### The exercise:
Find the word "arcmin" in the data. Return every line where it appears.

### Data extract:
━━━━━━━━━━━━━━━━
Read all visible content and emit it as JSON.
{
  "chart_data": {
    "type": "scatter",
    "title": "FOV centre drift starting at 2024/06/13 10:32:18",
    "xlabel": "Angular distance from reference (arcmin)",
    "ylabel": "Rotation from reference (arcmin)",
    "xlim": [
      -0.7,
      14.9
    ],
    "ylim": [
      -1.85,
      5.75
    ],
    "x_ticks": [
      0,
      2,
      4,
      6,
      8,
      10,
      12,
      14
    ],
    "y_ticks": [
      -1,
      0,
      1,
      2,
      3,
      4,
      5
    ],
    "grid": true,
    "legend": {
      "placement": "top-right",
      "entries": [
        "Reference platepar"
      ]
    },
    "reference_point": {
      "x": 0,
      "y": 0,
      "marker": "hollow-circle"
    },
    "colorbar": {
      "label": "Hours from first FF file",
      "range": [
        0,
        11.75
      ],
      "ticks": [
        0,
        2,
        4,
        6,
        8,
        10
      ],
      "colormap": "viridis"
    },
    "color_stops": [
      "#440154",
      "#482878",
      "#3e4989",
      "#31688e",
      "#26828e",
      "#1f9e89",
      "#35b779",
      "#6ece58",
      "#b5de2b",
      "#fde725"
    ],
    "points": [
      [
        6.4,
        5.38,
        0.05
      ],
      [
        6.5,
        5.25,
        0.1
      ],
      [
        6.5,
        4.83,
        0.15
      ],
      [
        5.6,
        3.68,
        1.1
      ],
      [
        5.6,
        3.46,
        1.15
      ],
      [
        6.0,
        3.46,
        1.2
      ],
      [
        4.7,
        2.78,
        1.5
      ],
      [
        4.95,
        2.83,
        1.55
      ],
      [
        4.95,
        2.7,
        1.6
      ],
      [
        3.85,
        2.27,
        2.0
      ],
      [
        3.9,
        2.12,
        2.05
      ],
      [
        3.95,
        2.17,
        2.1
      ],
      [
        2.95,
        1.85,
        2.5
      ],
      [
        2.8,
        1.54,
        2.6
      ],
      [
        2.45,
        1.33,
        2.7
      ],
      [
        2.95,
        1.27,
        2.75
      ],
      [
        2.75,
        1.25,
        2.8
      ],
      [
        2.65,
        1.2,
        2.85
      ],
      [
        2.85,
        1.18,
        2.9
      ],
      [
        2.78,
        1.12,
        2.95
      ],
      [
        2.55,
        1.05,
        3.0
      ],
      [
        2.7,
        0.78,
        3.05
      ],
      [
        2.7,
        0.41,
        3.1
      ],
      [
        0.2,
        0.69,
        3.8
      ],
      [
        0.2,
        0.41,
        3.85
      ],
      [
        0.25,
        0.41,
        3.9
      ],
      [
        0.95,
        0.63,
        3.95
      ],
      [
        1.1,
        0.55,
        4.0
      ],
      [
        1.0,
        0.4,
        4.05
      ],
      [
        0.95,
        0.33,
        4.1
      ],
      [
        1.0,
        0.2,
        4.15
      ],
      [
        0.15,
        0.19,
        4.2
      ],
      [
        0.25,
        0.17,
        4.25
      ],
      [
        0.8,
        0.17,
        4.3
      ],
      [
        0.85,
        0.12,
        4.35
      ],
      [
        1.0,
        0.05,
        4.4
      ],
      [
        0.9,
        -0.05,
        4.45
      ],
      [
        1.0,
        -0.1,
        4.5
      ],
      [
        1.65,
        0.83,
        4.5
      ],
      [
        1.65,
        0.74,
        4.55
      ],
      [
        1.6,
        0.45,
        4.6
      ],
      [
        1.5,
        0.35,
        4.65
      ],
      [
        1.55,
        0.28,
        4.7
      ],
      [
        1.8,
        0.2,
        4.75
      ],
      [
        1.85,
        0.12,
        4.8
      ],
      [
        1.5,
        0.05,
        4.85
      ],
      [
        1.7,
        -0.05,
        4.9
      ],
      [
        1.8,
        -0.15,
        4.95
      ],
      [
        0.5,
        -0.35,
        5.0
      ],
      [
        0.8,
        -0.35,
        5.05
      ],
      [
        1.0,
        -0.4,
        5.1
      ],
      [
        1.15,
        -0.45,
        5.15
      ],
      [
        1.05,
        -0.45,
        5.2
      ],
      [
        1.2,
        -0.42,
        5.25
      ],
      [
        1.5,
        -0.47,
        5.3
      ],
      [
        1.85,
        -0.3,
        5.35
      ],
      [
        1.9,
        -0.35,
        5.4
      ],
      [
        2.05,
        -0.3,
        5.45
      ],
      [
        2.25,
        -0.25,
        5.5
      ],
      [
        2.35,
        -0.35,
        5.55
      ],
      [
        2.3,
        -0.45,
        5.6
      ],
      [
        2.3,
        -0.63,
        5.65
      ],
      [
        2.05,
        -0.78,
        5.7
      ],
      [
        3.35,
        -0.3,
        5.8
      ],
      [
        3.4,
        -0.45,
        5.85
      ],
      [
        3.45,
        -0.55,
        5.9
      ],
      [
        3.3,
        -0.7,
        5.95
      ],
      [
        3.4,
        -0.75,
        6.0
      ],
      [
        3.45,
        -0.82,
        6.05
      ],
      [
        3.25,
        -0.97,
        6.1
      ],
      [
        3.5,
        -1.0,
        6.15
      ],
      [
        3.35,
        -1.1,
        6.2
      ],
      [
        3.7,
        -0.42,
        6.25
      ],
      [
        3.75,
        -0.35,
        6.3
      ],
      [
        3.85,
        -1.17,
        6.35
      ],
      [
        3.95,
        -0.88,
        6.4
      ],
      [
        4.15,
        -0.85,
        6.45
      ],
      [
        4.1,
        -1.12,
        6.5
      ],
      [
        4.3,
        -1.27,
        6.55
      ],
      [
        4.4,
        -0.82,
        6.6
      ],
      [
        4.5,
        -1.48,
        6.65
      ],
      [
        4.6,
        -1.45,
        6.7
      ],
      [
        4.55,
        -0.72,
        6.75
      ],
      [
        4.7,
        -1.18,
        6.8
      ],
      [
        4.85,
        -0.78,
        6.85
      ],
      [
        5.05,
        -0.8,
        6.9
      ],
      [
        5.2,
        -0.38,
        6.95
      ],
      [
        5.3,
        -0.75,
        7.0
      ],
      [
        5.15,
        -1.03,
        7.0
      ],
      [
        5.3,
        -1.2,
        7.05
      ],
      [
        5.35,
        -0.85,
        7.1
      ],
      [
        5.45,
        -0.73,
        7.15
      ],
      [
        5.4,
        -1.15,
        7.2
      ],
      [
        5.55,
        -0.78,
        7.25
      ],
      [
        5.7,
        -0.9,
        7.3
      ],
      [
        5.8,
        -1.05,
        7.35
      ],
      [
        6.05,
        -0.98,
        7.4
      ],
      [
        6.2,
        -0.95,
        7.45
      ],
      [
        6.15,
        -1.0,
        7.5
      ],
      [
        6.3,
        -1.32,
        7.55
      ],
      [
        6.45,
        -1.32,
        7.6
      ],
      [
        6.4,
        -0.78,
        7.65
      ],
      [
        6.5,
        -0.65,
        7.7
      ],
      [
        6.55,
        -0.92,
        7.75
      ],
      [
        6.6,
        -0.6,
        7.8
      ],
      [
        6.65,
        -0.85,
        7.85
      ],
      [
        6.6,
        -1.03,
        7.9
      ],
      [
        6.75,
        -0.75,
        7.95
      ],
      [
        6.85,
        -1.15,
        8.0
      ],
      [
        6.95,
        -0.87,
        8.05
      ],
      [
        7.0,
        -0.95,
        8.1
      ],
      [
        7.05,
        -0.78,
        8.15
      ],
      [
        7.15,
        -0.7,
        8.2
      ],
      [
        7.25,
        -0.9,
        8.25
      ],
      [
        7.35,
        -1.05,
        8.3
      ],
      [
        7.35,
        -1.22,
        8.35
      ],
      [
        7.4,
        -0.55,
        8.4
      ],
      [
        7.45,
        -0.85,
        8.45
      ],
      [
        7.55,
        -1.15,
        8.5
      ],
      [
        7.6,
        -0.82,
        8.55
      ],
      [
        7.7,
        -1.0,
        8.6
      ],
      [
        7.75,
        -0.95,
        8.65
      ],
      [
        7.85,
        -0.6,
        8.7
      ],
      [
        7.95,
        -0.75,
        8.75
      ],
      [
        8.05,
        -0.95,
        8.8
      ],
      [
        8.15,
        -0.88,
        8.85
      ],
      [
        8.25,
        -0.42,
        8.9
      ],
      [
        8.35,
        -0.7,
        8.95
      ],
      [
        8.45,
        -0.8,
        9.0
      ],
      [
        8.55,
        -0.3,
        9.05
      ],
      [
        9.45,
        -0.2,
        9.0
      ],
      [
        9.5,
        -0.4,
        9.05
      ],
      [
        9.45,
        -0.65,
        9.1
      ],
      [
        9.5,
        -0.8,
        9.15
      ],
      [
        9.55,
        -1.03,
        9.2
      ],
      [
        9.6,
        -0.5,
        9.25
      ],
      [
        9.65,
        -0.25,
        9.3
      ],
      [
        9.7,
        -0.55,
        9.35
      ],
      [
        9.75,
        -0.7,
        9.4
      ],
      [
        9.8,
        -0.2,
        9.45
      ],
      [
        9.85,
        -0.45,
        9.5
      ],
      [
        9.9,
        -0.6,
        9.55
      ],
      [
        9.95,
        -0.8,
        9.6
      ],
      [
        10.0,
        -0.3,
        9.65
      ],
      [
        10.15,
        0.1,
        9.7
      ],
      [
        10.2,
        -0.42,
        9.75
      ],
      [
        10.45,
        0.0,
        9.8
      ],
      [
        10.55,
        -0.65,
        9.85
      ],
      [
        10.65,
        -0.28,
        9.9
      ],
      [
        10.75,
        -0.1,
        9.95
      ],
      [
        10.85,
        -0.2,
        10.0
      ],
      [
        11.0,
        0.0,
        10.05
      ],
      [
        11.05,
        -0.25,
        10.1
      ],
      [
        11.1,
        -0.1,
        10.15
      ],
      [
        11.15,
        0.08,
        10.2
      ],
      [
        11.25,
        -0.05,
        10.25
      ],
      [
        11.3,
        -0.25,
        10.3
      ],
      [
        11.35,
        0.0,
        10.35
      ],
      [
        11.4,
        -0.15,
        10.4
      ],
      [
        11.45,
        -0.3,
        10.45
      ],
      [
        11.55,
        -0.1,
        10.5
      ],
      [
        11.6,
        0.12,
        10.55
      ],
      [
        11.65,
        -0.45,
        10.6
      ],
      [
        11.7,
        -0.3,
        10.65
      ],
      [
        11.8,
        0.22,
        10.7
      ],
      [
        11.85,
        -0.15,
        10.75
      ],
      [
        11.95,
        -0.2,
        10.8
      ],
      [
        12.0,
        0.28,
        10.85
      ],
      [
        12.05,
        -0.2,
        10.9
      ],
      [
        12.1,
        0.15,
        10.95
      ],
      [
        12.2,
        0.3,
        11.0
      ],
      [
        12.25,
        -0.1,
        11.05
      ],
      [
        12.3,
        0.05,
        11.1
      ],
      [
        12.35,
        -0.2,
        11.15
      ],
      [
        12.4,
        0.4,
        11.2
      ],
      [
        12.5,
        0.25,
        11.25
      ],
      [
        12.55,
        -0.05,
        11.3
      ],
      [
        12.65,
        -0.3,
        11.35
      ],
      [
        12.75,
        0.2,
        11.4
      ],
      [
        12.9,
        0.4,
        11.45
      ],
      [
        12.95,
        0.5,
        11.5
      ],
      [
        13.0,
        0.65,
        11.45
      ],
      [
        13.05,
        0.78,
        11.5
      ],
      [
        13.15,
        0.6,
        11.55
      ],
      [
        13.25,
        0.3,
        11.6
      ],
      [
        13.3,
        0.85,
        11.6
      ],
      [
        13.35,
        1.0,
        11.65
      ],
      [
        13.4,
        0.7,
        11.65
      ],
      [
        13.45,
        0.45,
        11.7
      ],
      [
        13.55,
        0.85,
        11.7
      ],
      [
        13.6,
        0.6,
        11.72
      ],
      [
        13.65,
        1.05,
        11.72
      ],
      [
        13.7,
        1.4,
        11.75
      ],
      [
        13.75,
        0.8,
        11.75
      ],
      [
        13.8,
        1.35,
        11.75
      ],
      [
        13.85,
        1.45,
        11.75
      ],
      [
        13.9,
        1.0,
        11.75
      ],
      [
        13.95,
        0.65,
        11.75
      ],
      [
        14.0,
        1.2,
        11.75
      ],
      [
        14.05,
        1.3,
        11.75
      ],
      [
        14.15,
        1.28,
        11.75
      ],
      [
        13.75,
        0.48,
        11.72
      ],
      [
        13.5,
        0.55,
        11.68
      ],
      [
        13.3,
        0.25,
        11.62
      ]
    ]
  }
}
━━━━━━━━━━━━━━━━
### Task output:
    "xlabel": "Angular distance from reference (arcmin)",
    "ylabel": "Rotation from reference (arcmin)",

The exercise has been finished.